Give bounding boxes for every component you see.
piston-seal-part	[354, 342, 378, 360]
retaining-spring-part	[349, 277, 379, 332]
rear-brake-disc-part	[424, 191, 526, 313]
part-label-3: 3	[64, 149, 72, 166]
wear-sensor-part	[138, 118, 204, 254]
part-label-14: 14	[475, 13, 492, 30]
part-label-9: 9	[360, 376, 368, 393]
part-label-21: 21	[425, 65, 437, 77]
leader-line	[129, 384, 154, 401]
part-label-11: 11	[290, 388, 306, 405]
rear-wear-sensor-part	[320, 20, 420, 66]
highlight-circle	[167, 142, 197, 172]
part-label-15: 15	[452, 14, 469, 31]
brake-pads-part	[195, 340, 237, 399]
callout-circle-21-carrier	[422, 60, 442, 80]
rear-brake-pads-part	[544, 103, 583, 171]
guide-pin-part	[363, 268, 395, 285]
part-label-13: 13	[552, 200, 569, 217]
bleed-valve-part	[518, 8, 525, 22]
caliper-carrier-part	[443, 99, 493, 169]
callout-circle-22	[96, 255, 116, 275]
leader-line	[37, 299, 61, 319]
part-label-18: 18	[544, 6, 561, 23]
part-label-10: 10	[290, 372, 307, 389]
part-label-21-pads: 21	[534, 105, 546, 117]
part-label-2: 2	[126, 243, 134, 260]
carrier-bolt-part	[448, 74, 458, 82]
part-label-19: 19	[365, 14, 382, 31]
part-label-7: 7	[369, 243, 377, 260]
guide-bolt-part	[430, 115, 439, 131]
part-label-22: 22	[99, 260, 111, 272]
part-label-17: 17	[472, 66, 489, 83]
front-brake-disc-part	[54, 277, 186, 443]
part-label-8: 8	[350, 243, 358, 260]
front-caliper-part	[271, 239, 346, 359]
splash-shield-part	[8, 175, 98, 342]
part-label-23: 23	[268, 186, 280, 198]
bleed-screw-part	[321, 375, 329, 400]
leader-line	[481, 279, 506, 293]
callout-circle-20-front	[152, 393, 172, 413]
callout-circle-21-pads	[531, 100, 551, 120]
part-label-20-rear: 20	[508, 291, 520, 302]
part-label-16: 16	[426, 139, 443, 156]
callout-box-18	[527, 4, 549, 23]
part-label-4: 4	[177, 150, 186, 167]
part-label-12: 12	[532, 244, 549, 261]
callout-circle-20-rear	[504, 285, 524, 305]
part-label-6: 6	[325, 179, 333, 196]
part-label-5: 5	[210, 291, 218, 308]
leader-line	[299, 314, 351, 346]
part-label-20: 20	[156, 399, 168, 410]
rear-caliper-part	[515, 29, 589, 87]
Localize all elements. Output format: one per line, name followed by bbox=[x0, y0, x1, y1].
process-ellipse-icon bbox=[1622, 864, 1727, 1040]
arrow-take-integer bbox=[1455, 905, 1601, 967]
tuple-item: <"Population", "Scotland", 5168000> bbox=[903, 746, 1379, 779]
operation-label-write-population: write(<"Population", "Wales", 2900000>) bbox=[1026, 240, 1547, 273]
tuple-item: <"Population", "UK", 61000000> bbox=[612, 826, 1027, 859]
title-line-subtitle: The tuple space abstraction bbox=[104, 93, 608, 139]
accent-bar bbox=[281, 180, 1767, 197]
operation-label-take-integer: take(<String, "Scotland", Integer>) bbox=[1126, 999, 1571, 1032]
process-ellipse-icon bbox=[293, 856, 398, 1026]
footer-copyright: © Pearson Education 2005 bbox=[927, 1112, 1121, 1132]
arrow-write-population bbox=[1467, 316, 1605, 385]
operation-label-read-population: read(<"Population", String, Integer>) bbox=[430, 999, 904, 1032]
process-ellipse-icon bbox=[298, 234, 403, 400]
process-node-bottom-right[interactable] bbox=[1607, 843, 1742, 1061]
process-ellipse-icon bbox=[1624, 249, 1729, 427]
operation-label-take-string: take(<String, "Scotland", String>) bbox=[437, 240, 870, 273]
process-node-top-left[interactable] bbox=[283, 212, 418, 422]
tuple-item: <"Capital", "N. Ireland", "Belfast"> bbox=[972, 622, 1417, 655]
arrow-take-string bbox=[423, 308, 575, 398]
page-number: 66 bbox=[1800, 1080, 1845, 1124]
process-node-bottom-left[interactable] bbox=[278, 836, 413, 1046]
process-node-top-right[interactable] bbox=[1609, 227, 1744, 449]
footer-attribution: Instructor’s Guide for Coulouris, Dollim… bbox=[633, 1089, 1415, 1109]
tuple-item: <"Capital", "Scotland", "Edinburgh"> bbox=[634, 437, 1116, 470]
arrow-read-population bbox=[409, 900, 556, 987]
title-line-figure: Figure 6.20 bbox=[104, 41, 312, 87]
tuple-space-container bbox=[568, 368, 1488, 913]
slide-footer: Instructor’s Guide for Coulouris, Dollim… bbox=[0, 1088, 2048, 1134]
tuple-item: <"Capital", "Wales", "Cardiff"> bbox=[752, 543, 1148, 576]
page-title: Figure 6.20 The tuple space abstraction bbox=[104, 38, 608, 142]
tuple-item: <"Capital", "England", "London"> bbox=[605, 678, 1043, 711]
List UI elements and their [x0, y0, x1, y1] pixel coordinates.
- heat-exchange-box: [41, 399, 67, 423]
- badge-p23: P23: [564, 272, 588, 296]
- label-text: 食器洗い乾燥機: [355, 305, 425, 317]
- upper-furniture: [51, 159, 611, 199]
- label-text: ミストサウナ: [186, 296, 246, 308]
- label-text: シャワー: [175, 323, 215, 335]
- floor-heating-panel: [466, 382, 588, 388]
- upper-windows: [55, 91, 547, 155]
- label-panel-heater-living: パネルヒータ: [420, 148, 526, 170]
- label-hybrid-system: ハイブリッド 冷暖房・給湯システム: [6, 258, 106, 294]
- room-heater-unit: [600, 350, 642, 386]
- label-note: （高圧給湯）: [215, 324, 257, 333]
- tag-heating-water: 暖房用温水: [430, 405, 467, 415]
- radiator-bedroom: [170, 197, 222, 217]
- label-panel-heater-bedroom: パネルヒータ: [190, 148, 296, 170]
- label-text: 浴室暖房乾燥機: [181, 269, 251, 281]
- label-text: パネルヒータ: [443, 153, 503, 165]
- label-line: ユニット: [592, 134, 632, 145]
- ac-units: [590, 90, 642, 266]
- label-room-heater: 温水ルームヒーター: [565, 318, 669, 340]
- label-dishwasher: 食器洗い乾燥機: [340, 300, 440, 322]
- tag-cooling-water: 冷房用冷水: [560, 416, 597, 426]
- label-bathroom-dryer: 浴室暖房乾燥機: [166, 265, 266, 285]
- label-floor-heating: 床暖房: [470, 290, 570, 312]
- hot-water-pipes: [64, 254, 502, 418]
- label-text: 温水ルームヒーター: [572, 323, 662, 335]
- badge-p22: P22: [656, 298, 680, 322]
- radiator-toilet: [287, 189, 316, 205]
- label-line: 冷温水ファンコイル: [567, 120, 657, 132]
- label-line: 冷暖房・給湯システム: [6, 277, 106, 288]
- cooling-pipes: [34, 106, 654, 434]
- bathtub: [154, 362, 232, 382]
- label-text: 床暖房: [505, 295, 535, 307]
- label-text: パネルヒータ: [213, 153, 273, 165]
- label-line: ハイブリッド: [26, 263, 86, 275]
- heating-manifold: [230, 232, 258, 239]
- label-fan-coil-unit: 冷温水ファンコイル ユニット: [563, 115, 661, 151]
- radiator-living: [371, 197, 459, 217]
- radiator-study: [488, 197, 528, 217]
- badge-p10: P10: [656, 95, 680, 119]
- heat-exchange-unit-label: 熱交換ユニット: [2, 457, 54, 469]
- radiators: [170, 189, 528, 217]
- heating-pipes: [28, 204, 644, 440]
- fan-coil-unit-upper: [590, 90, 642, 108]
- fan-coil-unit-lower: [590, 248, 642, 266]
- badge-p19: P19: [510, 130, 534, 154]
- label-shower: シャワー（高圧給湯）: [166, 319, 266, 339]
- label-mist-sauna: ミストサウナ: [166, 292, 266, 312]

* **Descrizione del problema**: Ricopia senza alcuna modifica le righe qui sopra, partendo dalla prima e arrivando a quella che contiene "746, 1379, 779]", entrambe incluse.

* **Problema risolto**:
Give bounding boxes for every component you see.
piston-seal-part	[354, 342, 378, 360]
retaining-spring-part	[349, 277, 379, 332]
rear-brake-disc-part	[424, 191, 526, 313]
part-label-3: 3	[64, 149, 72, 166]
wear-sensor-part	[138, 118, 204, 254]
part-label-14: 14	[475, 13, 492, 30]
part-label-9: 9	[360, 376, 368, 393]
part-label-21: 21	[425, 65, 437, 77]
leader-line	[129, 384, 154, 401]
part-label-11: 11	[290, 388, 306, 405]
rear-wear-sensor-part	[320, 20, 420, 66]
highlight-circle	[167, 142, 197, 172]
part-label-15: 15	[452, 14, 469, 31]
brake-pads-part	[195, 340, 237, 399]
callout-circle-21-carrier	[422, 60, 442, 80]
rear-brake-pads-part	[544, 103, 583, 171]
guide-pin-part	[363, 268, 395, 285]
part-label-13: 13	[552, 200, 569, 217]
bleed-valve-part	[518, 8, 525, 22]
caliper-carrier-part	[443, 99, 493, 169]
callout-circle-22	[96, 255, 116, 275]
leader-line	[37, 299, 61, 319]
part-label-18: 18	[544, 6, 561, 23]
part-label-10: 10	[290, 372, 307, 389]
part-label-21-pads: 21	[534, 105, 546, 117]
part-label-2: 2	[126, 243, 134, 260]
carrier-bolt-part	[448, 74, 458, 82]
part-label-19: 19	[365, 14, 382, 31]
part-label-7: 7	[369, 243, 377, 260]
guide-bolt-part	[430, 115, 439, 131]
part-label-22: 22	[99, 260, 111, 272]
part-label-17: 17	[472, 66, 489, 83]
front-brake-disc-part	[54, 277, 186, 443]
part-label-8: 8	[350, 243, 358, 260]
front-caliper-part	[271, 239, 346, 359]
splash-shield-part	[8, 175, 98, 342]
part-label-23: 23	[268, 186, 280, 198]
bleed-screw-part	[321, 375, 329, 400]
leader-line	[481, 279, 506, 293]
callout-circle-20-front	[152, 393, 172, 413]
callout-circle-21-pads	[531, 100, 551, 120]
part-label-20-rear: 20	[508, 291, 520, 302]
part-label-16: 16	[426, 139, 443, 156]
callout-box-18	[527, 4, 549, 23]
part-label-4: 4	[177, 150, 186, 167]
part-label-12: 12	[532, 244, 549, 261]
callout-circle-20-rear	[504, 285, 524, 305]
part-label-6: 6	[325, 179, 333, 196]
part-label-5: 5	[210, 291, 218, 308]
leader-line	[299, 314, 351, 346]
part-label-20: 20	[156, 399, 168, 410]
rear-caliper-part	[515, 29, 589, 87]
Localize all elements. Output format: one per line, name followed by bbox=[x0, y0, x1, y1].
process-ellipse-icon bbox=[1622, 864, 1727, 1040]
arrow-take-integer bbox=[1455, 905, 1601, 967]
tuple-item: <"Population", "Scotland", 5168000> bbox=[903, 746, 1379, 779]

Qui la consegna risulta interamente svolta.